[Dataset rows]
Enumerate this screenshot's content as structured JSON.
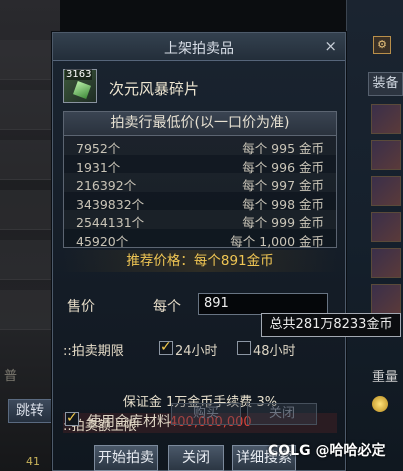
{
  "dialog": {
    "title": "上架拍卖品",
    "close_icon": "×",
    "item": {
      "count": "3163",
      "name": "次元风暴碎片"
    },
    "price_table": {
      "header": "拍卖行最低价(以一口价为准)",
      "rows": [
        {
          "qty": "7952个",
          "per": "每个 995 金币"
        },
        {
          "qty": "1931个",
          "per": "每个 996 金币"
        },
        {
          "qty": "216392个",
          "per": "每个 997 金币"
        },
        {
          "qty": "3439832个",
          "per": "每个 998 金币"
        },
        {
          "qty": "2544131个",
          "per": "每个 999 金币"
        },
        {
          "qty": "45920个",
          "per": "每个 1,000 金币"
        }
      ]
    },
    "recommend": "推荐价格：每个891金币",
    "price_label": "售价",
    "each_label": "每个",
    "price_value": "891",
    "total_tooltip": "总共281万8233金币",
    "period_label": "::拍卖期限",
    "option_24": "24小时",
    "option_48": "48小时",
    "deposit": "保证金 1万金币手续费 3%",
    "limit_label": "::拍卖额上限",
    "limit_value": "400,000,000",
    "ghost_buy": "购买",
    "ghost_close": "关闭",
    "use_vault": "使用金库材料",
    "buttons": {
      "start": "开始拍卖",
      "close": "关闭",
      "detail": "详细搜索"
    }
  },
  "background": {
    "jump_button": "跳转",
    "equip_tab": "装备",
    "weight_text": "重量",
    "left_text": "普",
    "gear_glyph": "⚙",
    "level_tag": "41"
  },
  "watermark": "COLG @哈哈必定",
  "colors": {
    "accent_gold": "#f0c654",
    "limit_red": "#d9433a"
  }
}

THE PROBLEM
Transcribe the material exactly, leaving every picture out.

WRITTEN SOLUTION
Enumerate this screenshot's content as structured JSON.
{
  "dialog": {
    "title": "上架拍卖品",
    "close_icon": "×",
    "item": {
      "count": "3163",
      "name": "次元风暴碎片"
    },
    "price_table": {
      "header": "拍卖行最低价(以一口价为准)",
      "rows": [
        {
          "qty": "7952个",
          "per": "每个 995 金币"
        },
        {
          "qty": "1931个",
          "per": "每个 996 金币"
        },
        {
          "qty": "216392个",
          "per": "每个 997 金币"
        },
        {
          "qty": "3439832个",
          "per": "每个 998 金币"
        },
        {
          "qty": "2544131个",
          "per": "每个 999 金币"
        },
        {
          "qty": "45920个",
          "per": "每个 1,000 金币"
        }
      ]
    },
    "recommend": "推荐价格：每个891金币",
    "price_label": "售价",
    "each_label": "每个",
    "price_value": "891",
    "total_tooltip": "总共281万8233金币",
    "period_label": "::拍卖期限",
    "option_24": "24小时",
    "option_48": "48小时",
    "deposit": "保证金 1万金币手续费 3%",
    "limit_label": "::拍卖额上限",
    "limit_value": "400,000,000",
    "ghost_buy": "购买",
    "ghost_close": "关闭",
    "use_vault": "使用金库材料",
    "buttons": {
      "start": "开始拍卖",
      "close": "关闭",
      "detail": "详细搜索"
    }
  },
  "background": {
    "jump_button": "跳转",
    "equip_tab": "装备",
    "weight_text": "重量",
    "left_text": "普",
    "gear_glyph": "⚙",
    "level_tag": "41"
  },
  "watermark": "COLG @哈哈必定",
  "colors": {
    "accent_gold": "#f0c654",
    "limit_red": "#d9433a"
  }
}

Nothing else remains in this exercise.